Where the data below has the string "Andrea", return the whole line.

####################

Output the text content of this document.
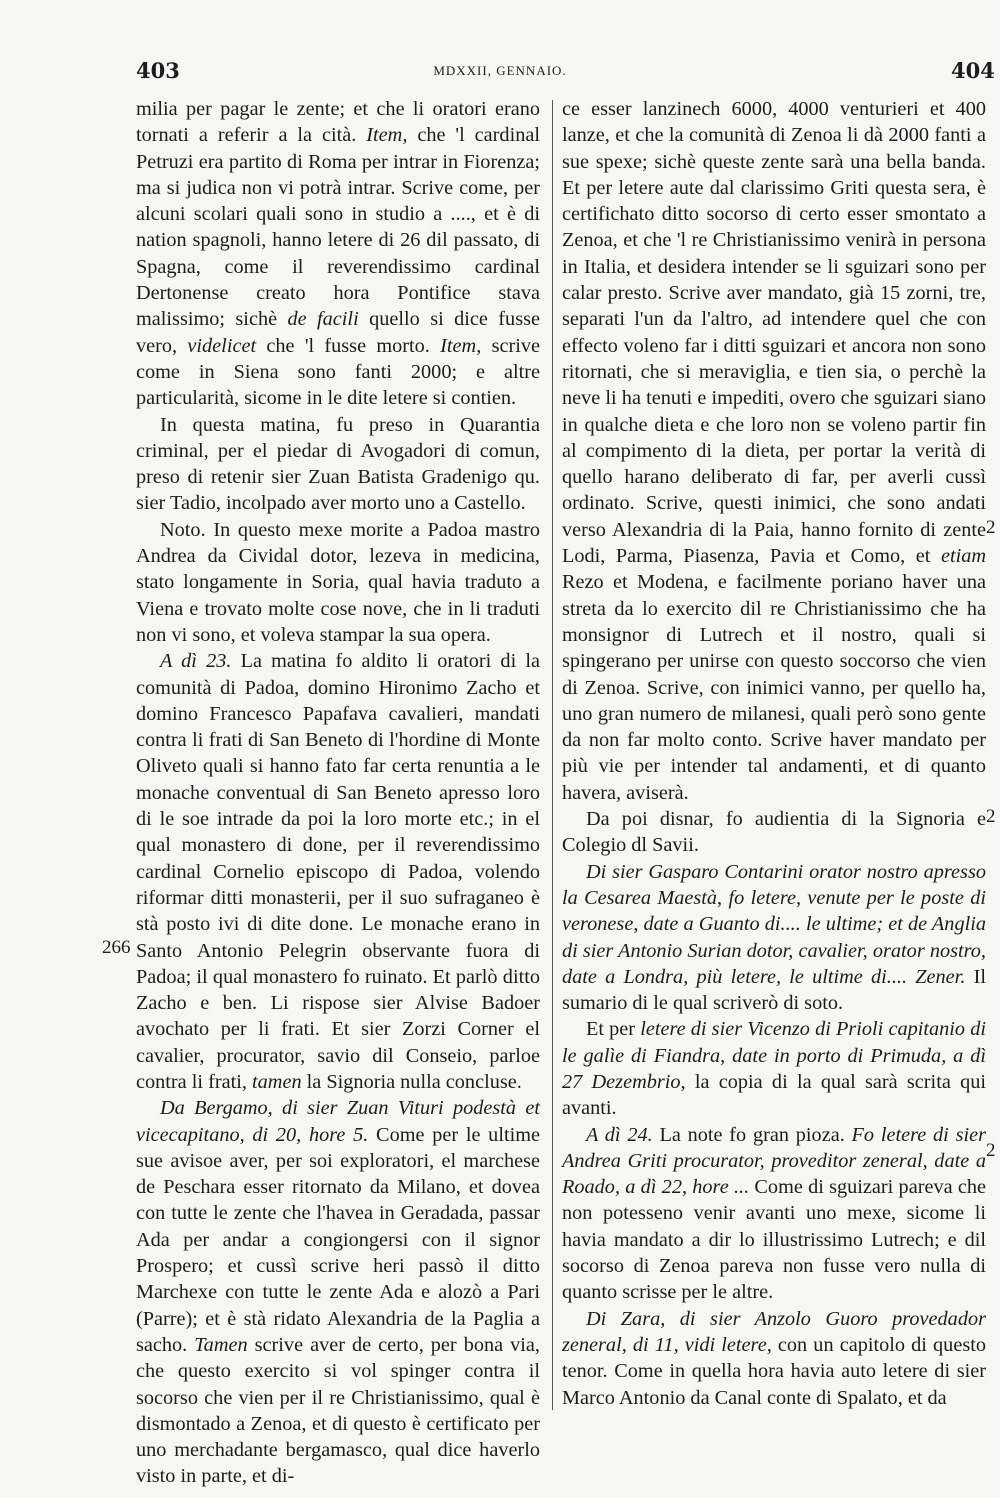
403	MDXXII, GENNAIO.	404
266
2
2
2

milia per pagar le zente; et che li oratori erano tornati a referir a la cità. Item, che 'l cardinal Petruzi era partito di Roma per intrar in Fiorenza; ma si judica non vi potrà intrar. Scrive come, per alcuni scolari quali sono in studio a ...., et è di nation spagnoli, hanno letere di 26 dil passato, di Spagna, come il reverendissimo cardinal Dertonense creato hora Pontifice stava malissimo; sichè de facili quello si dice fusse vero, videlicet che 'l fusse morto. Item, scrive come in Siena sono fanti 2000; e altre particularità, sicome in le dite letere si contien.

In questa matina, fu preso in Quarantia criminal, per el piedar di Avogadori di comun, preso di retenir sier Zuan Batista Gradenigo qu. sier Tadio, incolpado aver morto uno a Castello.

Noto. In questo mexe morite a Padoa mastro Andrea da Cividal dotor, lezeva in medicina, stato longamente in Soria, qual havia traduto a Viena e trovato molte cose nove, che in li traduti non vi sono, et voleva stampar la sua opera.

A dì 23. La matina fo aldito li oratori di la comunità di Padoa, domino Hironimo Zacho et domino Francesco Papafava cavalieri, mandati contra li frati di San Beneto di l'hordine di Monte Oliveto quali si hanno fato far certa renuntia a le monache conventual di San Beneto apresso loro di le soe intrade da poi la loro morte etc.; in el qual monastero di done, per il reverendissimo cardinal Cornelio episcopo di Padoa, volendo riformar ditti monasterii, per il suo sufraganeo è stà posto ivi di dite done. Le monache erano in Santo Antonio Pelegrin observante fuora di Padoa; il qual monastero fo ruinato. Et parlò ditto Zacho e ben. Li rispose sier Alvise Badoer avochato per li frati. Et sier Zorzi Corner el cavalier, procurator, savio dil Conseio, parloe contra li frati, tamen la Signoria nulla concluse.

Da Bergamo, di sier Zuan Vituri podestà et vicecapitano, di 20, hore 5. Come per le ultime sue avisoe aver, per soi exploratori, el marchese de Peschara esser ritornato da Milano, et dovea con tutte le zente che l'havea in Geradada, passar Ada per andar a congiongersi con il signor Prospero; et cussì scrive heri passò il ditto Marchexe con tutte le zente Ada e alozò a Pari (Parre); et è stà ridato Alexandria de la Paglia a sacho. Tamen scrive aver de certo, per bona via, che questo exercito si vol spinger contra il socorso che vien per il re Christianissimo, qual è dismontado a Zenoa, et di questo è certificato per uno merchadante bergamasco, qual dice haverlo visto in parte, et di-

ce esser lanzinech 6000, 4000 venturieri et 400 lanze, et che la comunità di Zenoa li dà 2000 fanti a sue spexe; sichè queste zente sarà una bella banda. Et per letere aute dal clarissimo Griti questa sera, è certifichato ditto socorso di certo esser smontato a Zenoa, et che 'l re Christianissimo venirà in persona in Italia, et desidera intender se li sguizari sono per calar presto. Scrive aver mandato, già 15 zorni, tre, separati l'un da l'altro, ad intendere quel che con effecto voleno far i ditti sguizari et ancora non sono ritornati, che si meraviglia, e tien sia, o perchè la neve li ha tenuti e impediti, overo che sguizari siano in qualche dieta e che loro non se voleno partir fin al compimento di la dieta, per portar la verità di quello harano deliberato di far, per averli cussì ordinato. Scrive, questi inimici, che sono andati verso Alexandria di la Paia, hanno fornito di zente Lodi, Parma, Piasenza, Pavia et Como, et etiam Rezo et Modena, e facilmente poriano haver una streta da lo exercito dil re Christianissimo che ha monsignor di Lutrech et il nostro, quali si spingerano per unirse con questo soccorso che vien di Zenoa. Scrive, con inimici vanno, per quello ha, uno gran numero de milanesi, quali però sono gente da non far molto conto. Scrive haver mandato per più vie per intender tal andamenti, et di quanto havera, aviserà.

Da poi disnar, fo audientia di la Signoria e Colegio dl Savii.

Di sier Gasparo Contarini orator nostro apresso la Cesarea Maestà, fo letere, venute per le poste di veronese, date a Guanto di.... le ultime; et de Anglia di sier Antonio Surian dotor, cavalier, orator nostro, date a Londra, più letere, le ultime di.... Zener. Il sumario di le qual scriverò di soto.

Et per letere di sier Vicenzo di Prioli capitanio di le galìe di Fiandra, date in porto di Primuda, a dì 27 Dezembrio, la copia di la qual sarà scrita qui avanti.

A dì 24. La note fo gran pioza. Fo letere di sier Andrea Griti procurator, proveditor zeneral, date a Roado, a dì 22, hore ... Come di sguizari pareva che non potesseno venir avanti uno mexe, sicome li havia mandato a dir lo illustrissimo Lutrech; e dil socorso di Zenoa pareva non fusse vero nulla di quanto scrisse per le altre.

Di Zara, di sier Anzolo Guoro provedador zeneral, di 11, vidi letere, con un capitolo di questo tenor. Come in quella hora havia auto letere di sier Marco Antonio da Canal conte di Spalato, et da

####################

FULL RESPONSE:
Noto. In questo mexe morite a Padoa mastro Andrea da Cividal dotor, lezeva in medicina, stato longamente in Soria, qual havia traduto a Viena e trovato molte cose nove, che in li traduti non vi sono, et voleva stampar la sua opera.
A dì 24. La note fo gran pioza. Fo letere di sier Andrea Griti procurator, proveditor zeneral, date a Roado, a dì 22, hore ... Come di sguizari pareva che non potesseno venir avanti uno mexe, sicome li havia mandato a dir lo illustrissimo Lutrech; e dil socorso di Zenoa pareva non fusse vero nulla di quanto scrisse per le altre.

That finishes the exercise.